◆ Exercise instructions ◆
Look through the data below. Collect every line where the word "this" occurs.

◆ Data records ◆
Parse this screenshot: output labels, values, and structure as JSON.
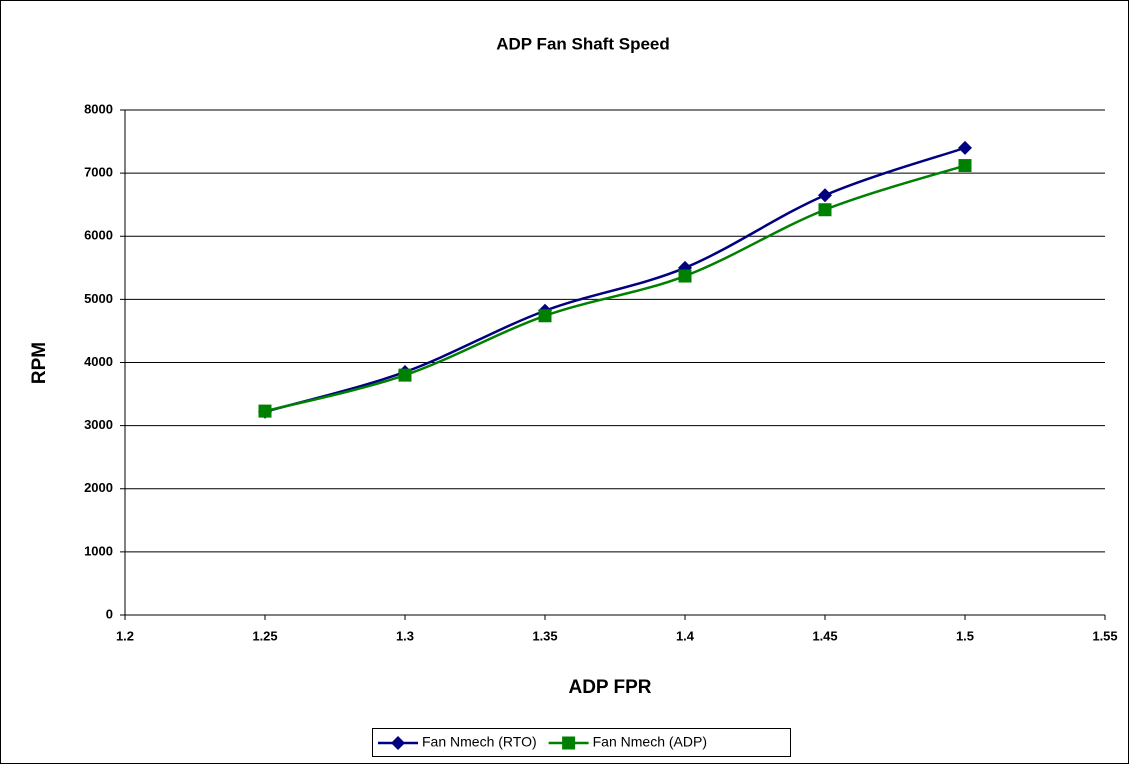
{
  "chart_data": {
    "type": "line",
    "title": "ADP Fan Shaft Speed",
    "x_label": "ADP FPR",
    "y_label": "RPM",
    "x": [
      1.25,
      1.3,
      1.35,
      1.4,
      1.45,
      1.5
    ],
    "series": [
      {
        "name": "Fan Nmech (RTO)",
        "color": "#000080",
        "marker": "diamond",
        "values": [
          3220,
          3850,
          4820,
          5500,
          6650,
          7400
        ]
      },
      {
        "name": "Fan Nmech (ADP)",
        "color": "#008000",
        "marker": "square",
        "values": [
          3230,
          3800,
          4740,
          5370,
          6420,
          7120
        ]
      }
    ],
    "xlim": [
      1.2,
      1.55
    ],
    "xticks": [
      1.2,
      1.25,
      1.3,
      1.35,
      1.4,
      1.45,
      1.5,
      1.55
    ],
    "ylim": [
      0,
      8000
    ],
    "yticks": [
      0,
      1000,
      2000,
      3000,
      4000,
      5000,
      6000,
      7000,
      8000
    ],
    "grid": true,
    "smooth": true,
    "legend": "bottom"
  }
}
...
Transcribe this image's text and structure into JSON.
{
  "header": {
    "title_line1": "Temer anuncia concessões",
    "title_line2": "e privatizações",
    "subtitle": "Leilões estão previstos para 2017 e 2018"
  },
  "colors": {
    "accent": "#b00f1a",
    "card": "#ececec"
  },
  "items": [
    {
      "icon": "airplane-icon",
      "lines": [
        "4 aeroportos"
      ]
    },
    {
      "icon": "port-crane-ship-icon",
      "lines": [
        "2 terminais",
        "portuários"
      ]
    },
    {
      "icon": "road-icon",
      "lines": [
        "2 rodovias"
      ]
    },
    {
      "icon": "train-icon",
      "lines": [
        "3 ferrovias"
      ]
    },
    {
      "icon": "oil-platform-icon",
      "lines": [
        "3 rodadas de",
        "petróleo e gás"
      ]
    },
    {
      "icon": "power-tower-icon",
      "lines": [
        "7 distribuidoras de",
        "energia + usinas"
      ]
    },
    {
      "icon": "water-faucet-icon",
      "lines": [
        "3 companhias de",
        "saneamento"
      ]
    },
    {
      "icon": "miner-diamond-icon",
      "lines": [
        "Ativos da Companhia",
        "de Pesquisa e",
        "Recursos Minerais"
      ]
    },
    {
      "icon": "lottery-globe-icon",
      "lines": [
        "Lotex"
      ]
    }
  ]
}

◆ The answer ◆
Parse this screenshot: output labels, values, and structure as JSON.
Transcribe this image's text and structure into JSON.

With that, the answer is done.